**TASK INPUTS:**
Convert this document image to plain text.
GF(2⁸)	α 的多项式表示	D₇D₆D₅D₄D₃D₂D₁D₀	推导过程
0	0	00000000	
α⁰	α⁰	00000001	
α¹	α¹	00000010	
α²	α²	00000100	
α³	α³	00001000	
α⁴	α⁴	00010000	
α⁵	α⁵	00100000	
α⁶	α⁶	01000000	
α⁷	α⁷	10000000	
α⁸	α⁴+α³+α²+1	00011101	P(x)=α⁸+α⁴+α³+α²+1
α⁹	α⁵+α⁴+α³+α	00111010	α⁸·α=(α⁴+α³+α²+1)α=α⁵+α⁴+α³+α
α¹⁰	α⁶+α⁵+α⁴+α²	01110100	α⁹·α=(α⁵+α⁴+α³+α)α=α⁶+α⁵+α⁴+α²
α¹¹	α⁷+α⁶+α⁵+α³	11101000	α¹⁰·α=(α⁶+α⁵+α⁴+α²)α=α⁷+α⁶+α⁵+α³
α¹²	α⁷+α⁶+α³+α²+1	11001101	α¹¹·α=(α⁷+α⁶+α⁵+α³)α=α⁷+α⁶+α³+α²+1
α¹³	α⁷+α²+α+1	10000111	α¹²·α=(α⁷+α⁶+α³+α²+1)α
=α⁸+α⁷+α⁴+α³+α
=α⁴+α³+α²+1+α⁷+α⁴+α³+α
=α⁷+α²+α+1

**WHAT THIS TASK INVOLVES:** Repeat the lines above exactly.

**EXPECTED OUTPUT:**
Convert this document image to plain text.
GF(2⁸)	α 的多项式表示	D₇D₆D₅D₄D₃D₂D₁D₀	推导过程
0	0	00000000	
α⁰	α⁰	00000001	
α¹	α¹	00000010	
α²	α²	00000100	
α³	α³	00001000	
α⁴	α⁴	00010000	
α⁵	α⁵	00100000	
α⁶	α⁶	01000000	
α⁷	α⁷	10000000	
α⁸	α⁴+α³+α²+1	00011101	P(x)=α⁸+α⁴+α³+α²+1
α⁹	α⁵+α⁴+α³+α	00111010	α⁸·α=(α⁴+α³+α²+1)α=α⁵+α⁴+α³+α
α¹⁰	α⁶+α⁵+α⁴+α²	01110100	α⁹·α=(α⁵+α⁴+α³+α)α=α⁶+α⁵+α⁴+α²
α¹¹	α⁷+α⁶+α⁵+α³	11101000	α¹⁰·α=(α⁶+α⁵+α⁴+α²)α=α⁷+α⁶+α⁵+α³
α¹²	α⁷+α⁶+α³+α²+1	11001101	α¹¹·α=(α⁷+α⁶+α⁵+α³)α=α⁷+α⁶+α³+α²+1
α¹³	α⁷+α²+α+1	10000111	α¹²·α=(α⁷+α⁶+α³+α²+1)α
=α⁸+α⁷+α⁴+α³+α
=α⁴+α³+α²+1+α⁷+α⁴+α³+α
=α⁷+α²+α+1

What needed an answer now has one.